**Written instruction**
Every record here needs to be written out again exactly.

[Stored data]
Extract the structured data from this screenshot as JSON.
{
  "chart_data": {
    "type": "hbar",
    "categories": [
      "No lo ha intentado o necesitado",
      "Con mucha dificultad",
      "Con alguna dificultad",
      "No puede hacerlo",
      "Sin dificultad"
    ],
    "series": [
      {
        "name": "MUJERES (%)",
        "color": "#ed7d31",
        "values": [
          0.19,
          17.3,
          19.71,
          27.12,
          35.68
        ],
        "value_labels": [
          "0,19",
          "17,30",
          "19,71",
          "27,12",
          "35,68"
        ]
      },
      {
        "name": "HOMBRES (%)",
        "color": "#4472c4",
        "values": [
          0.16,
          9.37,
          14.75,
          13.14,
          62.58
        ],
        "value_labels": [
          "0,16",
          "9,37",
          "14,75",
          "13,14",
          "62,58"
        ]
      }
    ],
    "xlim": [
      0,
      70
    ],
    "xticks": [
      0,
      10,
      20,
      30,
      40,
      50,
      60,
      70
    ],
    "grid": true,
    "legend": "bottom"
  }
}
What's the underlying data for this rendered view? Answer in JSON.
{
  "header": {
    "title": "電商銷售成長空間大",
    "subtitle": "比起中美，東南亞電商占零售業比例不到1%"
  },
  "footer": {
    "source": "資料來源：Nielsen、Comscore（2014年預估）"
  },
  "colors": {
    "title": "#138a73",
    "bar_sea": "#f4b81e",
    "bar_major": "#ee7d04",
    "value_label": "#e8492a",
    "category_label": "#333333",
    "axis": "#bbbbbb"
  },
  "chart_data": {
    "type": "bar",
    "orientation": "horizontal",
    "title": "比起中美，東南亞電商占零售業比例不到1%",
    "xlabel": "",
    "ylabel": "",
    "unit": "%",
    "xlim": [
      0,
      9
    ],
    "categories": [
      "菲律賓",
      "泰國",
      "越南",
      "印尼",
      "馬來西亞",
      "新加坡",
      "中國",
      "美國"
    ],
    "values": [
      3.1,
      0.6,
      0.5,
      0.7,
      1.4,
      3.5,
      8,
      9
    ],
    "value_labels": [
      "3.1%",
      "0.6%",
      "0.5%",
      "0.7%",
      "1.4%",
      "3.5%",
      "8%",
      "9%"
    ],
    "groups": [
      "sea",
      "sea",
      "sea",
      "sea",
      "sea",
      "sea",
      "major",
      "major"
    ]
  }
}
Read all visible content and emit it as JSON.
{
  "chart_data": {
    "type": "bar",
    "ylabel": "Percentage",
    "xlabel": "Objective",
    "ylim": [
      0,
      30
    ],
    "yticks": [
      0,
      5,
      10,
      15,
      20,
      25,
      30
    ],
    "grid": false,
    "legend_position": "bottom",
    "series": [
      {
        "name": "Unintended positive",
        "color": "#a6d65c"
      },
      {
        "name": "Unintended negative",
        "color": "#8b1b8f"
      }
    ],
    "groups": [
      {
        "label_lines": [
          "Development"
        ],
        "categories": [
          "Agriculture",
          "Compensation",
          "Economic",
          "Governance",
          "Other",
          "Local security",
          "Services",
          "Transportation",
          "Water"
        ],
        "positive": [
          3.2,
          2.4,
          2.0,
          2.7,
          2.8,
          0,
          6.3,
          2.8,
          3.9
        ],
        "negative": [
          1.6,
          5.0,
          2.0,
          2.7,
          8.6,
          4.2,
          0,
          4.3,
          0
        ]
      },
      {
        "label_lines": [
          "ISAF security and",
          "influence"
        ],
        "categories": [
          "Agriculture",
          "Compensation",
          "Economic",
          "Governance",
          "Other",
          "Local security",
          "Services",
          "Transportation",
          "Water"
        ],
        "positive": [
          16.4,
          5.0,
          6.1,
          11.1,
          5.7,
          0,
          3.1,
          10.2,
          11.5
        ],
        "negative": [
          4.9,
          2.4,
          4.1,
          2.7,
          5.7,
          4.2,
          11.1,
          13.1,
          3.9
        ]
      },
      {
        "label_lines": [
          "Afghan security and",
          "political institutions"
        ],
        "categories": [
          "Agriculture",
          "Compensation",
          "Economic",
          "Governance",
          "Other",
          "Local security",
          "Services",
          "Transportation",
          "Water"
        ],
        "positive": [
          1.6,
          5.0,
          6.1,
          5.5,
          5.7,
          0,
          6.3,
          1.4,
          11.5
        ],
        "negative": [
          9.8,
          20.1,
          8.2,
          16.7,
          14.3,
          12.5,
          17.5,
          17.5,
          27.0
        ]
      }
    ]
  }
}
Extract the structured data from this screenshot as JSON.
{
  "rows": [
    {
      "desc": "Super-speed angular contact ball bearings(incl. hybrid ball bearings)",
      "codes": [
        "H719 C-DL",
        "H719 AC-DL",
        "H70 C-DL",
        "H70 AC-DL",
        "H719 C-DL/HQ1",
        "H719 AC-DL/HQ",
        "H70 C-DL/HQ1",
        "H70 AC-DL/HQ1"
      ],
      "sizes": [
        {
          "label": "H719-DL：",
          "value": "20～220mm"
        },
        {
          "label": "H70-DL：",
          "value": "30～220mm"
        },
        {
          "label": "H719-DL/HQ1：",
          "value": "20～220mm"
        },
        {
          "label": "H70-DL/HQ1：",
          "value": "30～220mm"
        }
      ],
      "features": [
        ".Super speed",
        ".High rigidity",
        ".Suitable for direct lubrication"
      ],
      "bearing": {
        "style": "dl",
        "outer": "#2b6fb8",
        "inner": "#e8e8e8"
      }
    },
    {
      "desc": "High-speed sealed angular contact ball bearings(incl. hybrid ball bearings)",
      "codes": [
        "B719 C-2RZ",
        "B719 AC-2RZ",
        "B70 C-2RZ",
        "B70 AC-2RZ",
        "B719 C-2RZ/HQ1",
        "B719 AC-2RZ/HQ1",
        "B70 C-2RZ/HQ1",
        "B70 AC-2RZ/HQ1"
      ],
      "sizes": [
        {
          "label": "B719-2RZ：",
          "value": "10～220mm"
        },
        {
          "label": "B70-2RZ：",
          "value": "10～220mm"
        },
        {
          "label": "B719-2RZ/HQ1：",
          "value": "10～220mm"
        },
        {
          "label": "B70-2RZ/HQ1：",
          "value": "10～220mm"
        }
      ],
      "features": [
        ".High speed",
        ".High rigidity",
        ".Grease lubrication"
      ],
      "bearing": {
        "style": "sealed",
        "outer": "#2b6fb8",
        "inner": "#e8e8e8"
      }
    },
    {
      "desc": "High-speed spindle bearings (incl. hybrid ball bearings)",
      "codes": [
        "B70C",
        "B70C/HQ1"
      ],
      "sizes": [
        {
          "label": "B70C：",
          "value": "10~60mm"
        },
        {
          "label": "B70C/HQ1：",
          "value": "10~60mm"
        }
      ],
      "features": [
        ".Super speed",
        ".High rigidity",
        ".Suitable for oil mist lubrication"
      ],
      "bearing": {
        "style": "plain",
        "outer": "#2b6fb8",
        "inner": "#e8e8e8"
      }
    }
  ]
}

**Exercise output**
Extract the structured data from this screenshot as JSON.
{
  "chart_data": {
    "type": "hbar",
    "categories": [
      "No lo ha intentado o necesitado",
      "Con mucha dificultad",
      "Con alguna dificultad",
      "No puede hacerlo",
      "Sin dificultad"
    ],
    "series": [
      {
        "name": "MUJERES (%)",
        "color": "#ed7d31",
        "values": [
          0.19,
          17.3,
          19.71,
          27.12,
          35.68
        ],
        "value_labels": [
          "0,19",
          "17,30",
          "19,71",
          "27,12",
          "35,68"
        ]
      },
      {
        "name": "HOMBRES (%)",
        "color": "#4472c4",
        "values": [
          0.16,
          9.37,
          14.75,
          13.14,
          62.58
        ],
        "value_labels": [
          "0,16",
          "9,37",
          "14,75",
          "13,14",
          "62,58"
        ]
      }
    ],
    "xlim": [
      0,
      70
    ],
    "xticks": [
      0,
      10,
      20,
      30,
      40,
      50,
      60,
      70
    ],
    "grid": true,
    "legend": "bottom"
  }
}
What's the underlying data for this rendered view? Answer in JSON.
{
  "header": {
    "title": "電商銷售成長空間大",
    "subtitle": "比起中美，東南亞電商占零售業比例不到1%"
  },
  "footer": {
    "source": "資料來源：Nielsen、Comscore（2014年預估）"
  },
  "colors": {
    "title": "#138a73",
    "bar_sea": "#f4b81e",
    "bar_major": "#ee7d04",
    "value_label": "#e8492a",
    "category_label": "#333333",
    "axis": "#bbbbbb"
  },
  "chart_data": {
    "type": "bar",
    "orientation": "horizontal",
    "title": "比起中美，東南亞電商占零售業比例不到1%",
    "xlabel": "",
    "ylabel": "",
    "unit": "%",
    "xlim": [
      0,
      9
    ],
    "categories": [
      "菲律賓",
      "泰國",
      "越南",
      "印尼",
      "馬來西亞",
      "新加坡",
      "中國",
      "美國"
    ],
    "values": [
      3.1,
      0.6,
      0.5,
      0.7,
      1.4,
      3.5,
      8,
      9
    ],
    "value_labels": [
      "3.1%",
      "0.6%",
      "0.5%",
      "0.7%",
      "1.4%",
      "3.5%",
      "8%",
      "9%"
    ],
    "groups": [
      "sea",
      "sea",
      "sea",
      "sea",
      "sea",
      "sea",
      "major",
      "major"
    ]
  }
}
Read all visible content and emit it as JSON.
{
  "chart_data": {
    "type": "bar",
    "ylabel": "Percentage",
    "xlabel": "Objective",
    "ylim": [
      0,
      30
    ],
    "yticks": [
      0,
      5,
      10,
      15,
      20,
      25,
      30
    ],
    "grid": false,
    "legend_position": "bottom",
    "series": [
      {
        "name": "Unintended positive",
        "color": "#a6d65c"
      },
      {
        "name": "Unintended negative",
        "color": "#8b1b8f"
      }
    ],
    "groups": [
      {
        "label_lines": [
          "Development"
        ],
        "categories": [
          "Agriculture",
          "Compensation",
          "Economic",
          "Governance",
          "Other",
          "Local security",
          "Services",
          "Transportation",
          "Water"
        ],
        "positive": [
          3.2,
          2.4,
          2.0,
          2.7,
          2.8,
          0,
          6.3,
          2.8,
          3.9
        ],
        "negative": [
          1.6,
          5.0,
          2.0,
          2.7,
          8.6,
          4.2,
          0,
          4.3,
          0
        ]
      },
      {
        "label_lines": [
          "ISAF security and",
          "influence"
        ],
        "categories": [
          "Agriculture",
          "Compensation",
          "Economic",
          "Governance",
          "Other",
          "Local security",
          "Services",
          "Transportation",
          "Water"
        ],
        "positive": [
          16.4,
          5.0,
          6.1,
          11.1,
          5.7,
          0,
          3.1,
          10.2,
          11.5
        ],
        "negative": [
          4.9,
          2.4,
          4.1,
          2.7,
          5.7,
          4.2,
          11.1,
          13.1,
          3.9
        ]
      },
      {
        "label_lines": [
          "Afghan security and",
          "political institutions"
        ],
        "categories": [
          "Agriculture",
          "Compensation",
          "Economic",
          "Governance",
          "Other",
          "Local security",
          "Services",
          "Transportation",
          "Water"
        ],
        "positive": [
          1.6,
          5.0,
          6.1,
          5.5,
          5.7,
          0,
          6.3,
          1.4,
          11.5
        ],
        "negative": [
          9.8,
          20.1,
          8.2,
          16.7,
          14.3,
          12.5,
          17.5,
          17.5,
          27.0
        ]
      }
    ]
  }
}
Extract the structured data from this screenshot as JSON.
{
  "rows": [
    {
      "desc": "Super-speed angular contact ball bearings(incl. hybrid ball bearings)",
      "codes": [
        "H719 C-DL",
        "H719 AC-DL",
        "H70 C-DL",
        "H70 AC-DL",
        "H719 C-DL/HQ1",
        "H719 AC-DL/HQ",
        "H70 C-DL/HQ1",
        "H70 AC-DL/HQ1"
      ],
      "sizes": [
        {
          "label": "H719-DL：",
          "value": "20～220mm"
        },
        {
          "label": "H70-DL：",
          "value": "30～220mm"
        },
        {
          "label": "H719-DL/HQ1：",
          "value": "20～220mm"
        },
        {
          "label": "H70-DL/HQ1：",
          "value": "30～220mm"
        }
      ],
      "features": [
        ".Super speed",
        ".High rigidity",
        ".Suitable for direct lubrication"
      ],
      "bearing": {
        "style": "dl",
        "outer": "#2b6fb8",
        "inner": "#e8e8e8"
      }
    },
    {
      "desc": "High-speed sealed angular contact ball bearings(incl. hybrid ball bearings)",
      "codes": [
        "B719 C-2RZ",
        "B719 AC-2RZ",
        "B70 C-2RZ",
        "B70 AC-2RZ",
        "B719 C-2RZ/HQ1",
        "B719 AC-2RZ/HQ1",
        "B70 C-2RZ/HQ1",
        "B70 AC-2RZ/HQ1"
      ],
      "sizes": [
        {
          "label": "B719-2RZ：",
          "value": "10～220mm"
        },
        {
          "label": "B70-2RZ：",
          "value": "10～220mm"
        },
        {
          "label": "B719-2RZ/HQ1：",
          "value": "10～220mm"
        },
        {
          "label": "B70-2RZ/HQ1：",
          "value": "10～220mm"
        }
      ],
      "features": [
        ".High speed",
        ".High rigidity",
        ".Grease lubrication"
      ],
      "bearing": {
        "style": "sealed",
        "outer": "#2b6fb8",
        "inner": "#e8e8e8"
      }
    },
    {
      "desc": "High-speed spindle bearings (incl. hybrid ball bearings)",
      "codes": [
        "B70C",
        "B70C/HQ1"
      ],
      "sizes": [
        {
          "label": "B70C：",
          "value": "10~60mm"
        },
        {
          "label": "B70C/HQ1：",
          "value": "10~60mm"
        }
      ],
      "features": [
        ".Super speed",
        ".High rigidity",
        ".Suitable for oil mist lubrication"
      ],
      "bearing": {
        "style": "plain",
        "outer": "#2b6fb8",
        "inner": "#e8e8e8"
      }
    }
  ]
}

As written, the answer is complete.